Give every line from the entries that contains "které".

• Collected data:
• • • • • • •

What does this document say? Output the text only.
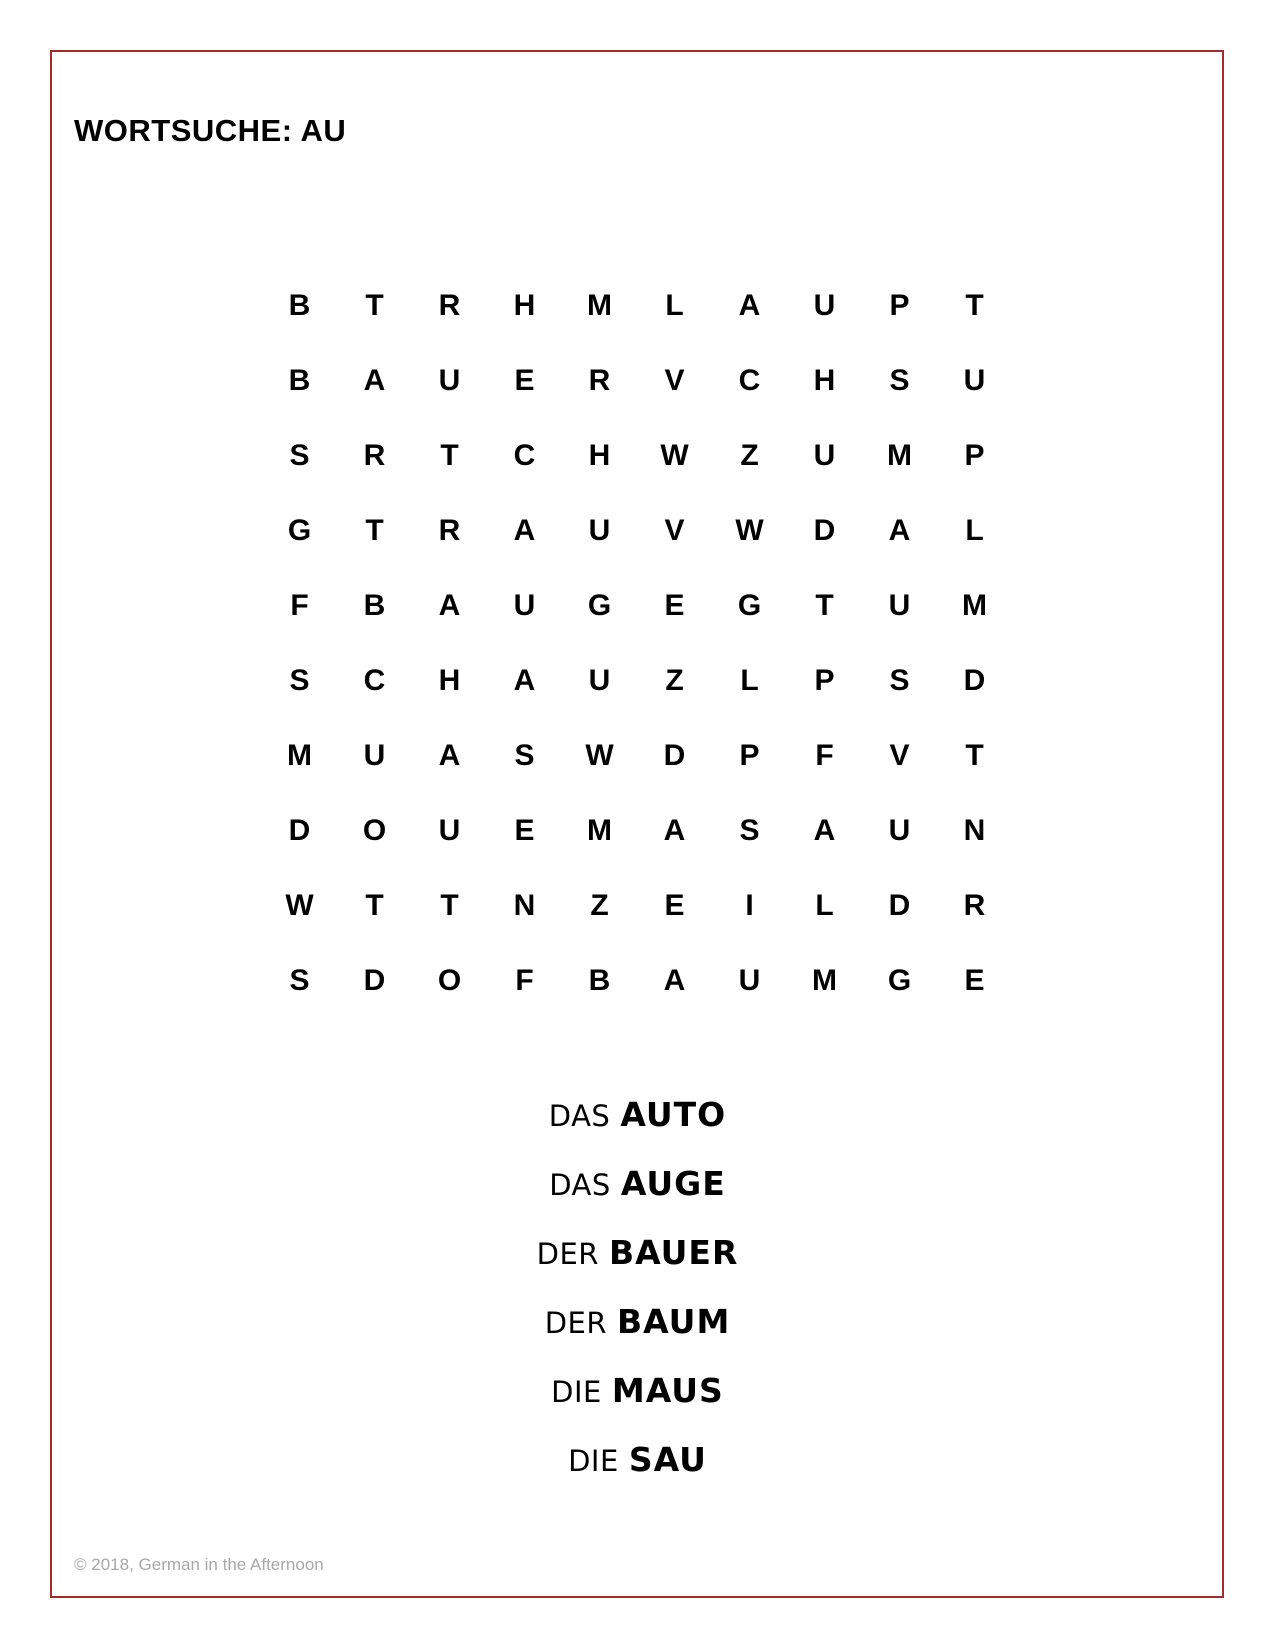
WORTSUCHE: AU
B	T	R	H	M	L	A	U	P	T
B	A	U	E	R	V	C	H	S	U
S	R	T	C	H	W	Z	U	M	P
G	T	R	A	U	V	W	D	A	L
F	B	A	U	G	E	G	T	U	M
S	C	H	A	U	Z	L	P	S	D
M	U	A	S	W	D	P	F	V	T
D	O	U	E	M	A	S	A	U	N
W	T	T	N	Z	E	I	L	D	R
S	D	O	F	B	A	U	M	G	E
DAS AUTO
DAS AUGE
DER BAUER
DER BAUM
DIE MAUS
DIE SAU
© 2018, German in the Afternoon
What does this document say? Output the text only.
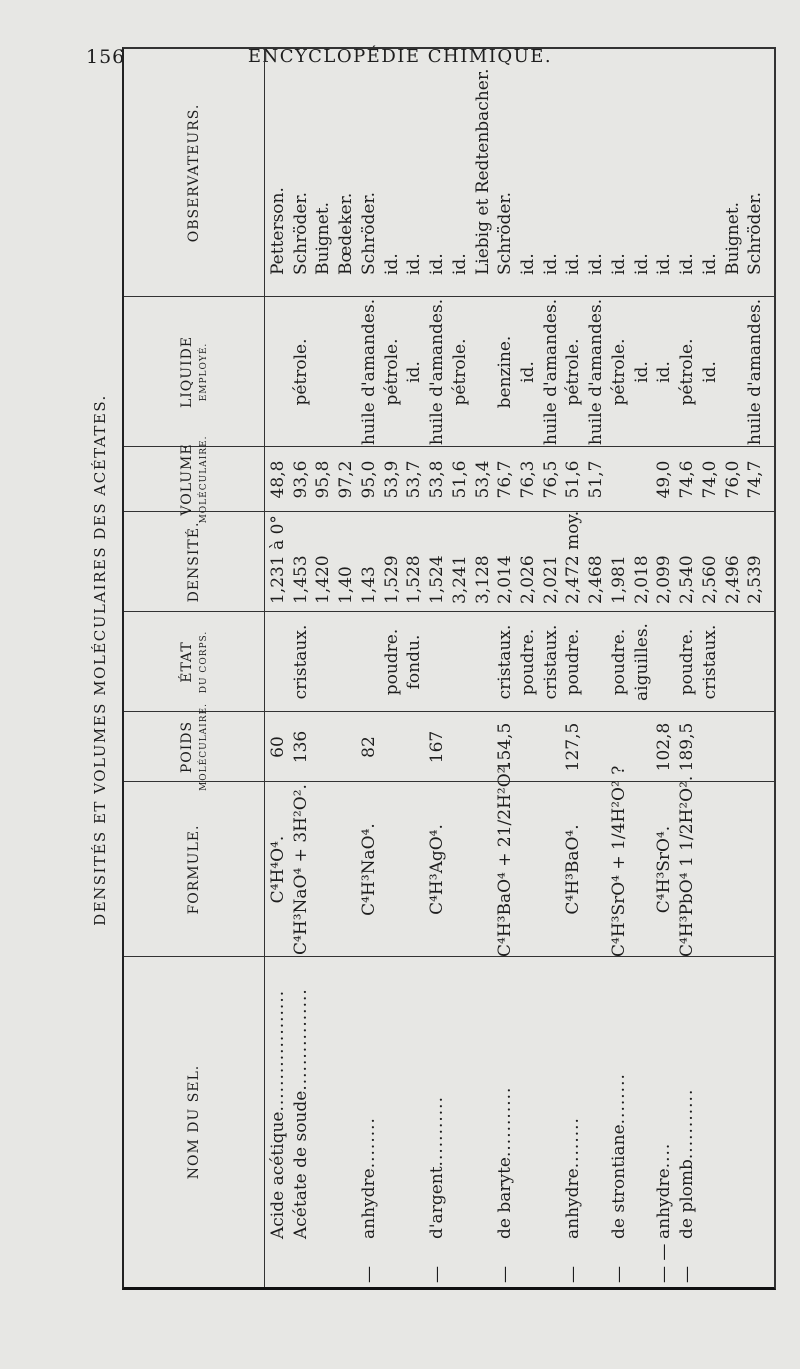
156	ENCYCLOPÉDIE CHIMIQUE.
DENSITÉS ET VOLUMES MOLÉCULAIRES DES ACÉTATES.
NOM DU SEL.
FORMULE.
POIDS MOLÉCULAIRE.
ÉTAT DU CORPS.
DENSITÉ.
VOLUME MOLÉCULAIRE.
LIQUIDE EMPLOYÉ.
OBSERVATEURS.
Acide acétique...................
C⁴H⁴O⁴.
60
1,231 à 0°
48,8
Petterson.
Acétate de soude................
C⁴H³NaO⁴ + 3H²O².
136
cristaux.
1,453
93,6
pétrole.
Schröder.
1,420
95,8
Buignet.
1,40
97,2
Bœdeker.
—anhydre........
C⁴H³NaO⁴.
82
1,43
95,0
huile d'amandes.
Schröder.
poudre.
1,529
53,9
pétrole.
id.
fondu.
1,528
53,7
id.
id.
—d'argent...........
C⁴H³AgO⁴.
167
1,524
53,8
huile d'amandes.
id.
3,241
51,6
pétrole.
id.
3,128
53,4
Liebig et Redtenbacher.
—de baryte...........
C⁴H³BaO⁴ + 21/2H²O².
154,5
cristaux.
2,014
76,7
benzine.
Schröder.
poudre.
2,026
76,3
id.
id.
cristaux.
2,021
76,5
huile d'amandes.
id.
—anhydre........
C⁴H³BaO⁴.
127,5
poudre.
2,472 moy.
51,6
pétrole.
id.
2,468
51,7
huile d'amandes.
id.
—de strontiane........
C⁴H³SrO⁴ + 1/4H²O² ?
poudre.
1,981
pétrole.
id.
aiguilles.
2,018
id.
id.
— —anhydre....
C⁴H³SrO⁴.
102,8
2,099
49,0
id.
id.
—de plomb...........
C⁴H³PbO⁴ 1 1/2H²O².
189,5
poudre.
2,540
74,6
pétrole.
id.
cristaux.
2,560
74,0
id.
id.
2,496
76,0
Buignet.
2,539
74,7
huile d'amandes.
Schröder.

• • • • • • •

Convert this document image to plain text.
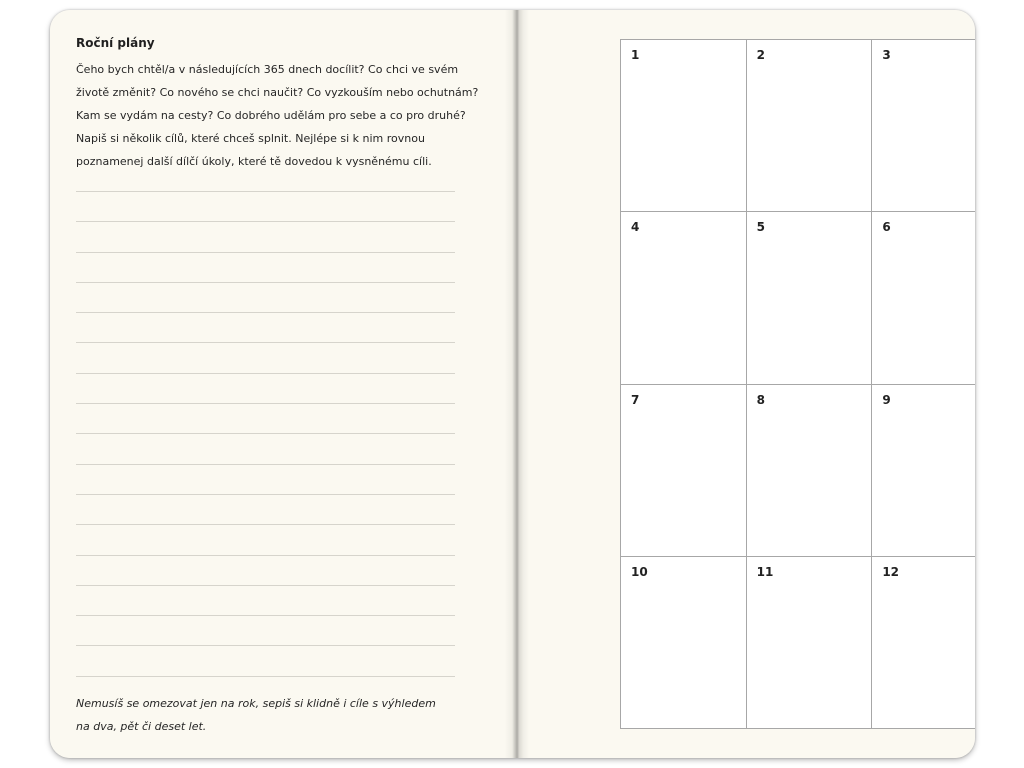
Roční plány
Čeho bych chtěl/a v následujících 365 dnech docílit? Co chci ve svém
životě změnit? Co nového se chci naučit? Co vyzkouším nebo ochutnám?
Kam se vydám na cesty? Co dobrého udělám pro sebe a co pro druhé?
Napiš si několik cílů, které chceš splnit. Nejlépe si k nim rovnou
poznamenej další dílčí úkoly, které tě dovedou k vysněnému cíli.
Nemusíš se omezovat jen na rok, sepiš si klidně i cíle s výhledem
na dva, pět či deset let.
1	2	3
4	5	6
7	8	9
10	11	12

• • • • • • •

• SOLUTION FOR THIS EXERCISE:
Napiš si několik cílů, které chceš splnit. Nejlépe si k nim rovnou
poznamenej další dílčí úkoly, které tě dovedou k vysněnému cíli.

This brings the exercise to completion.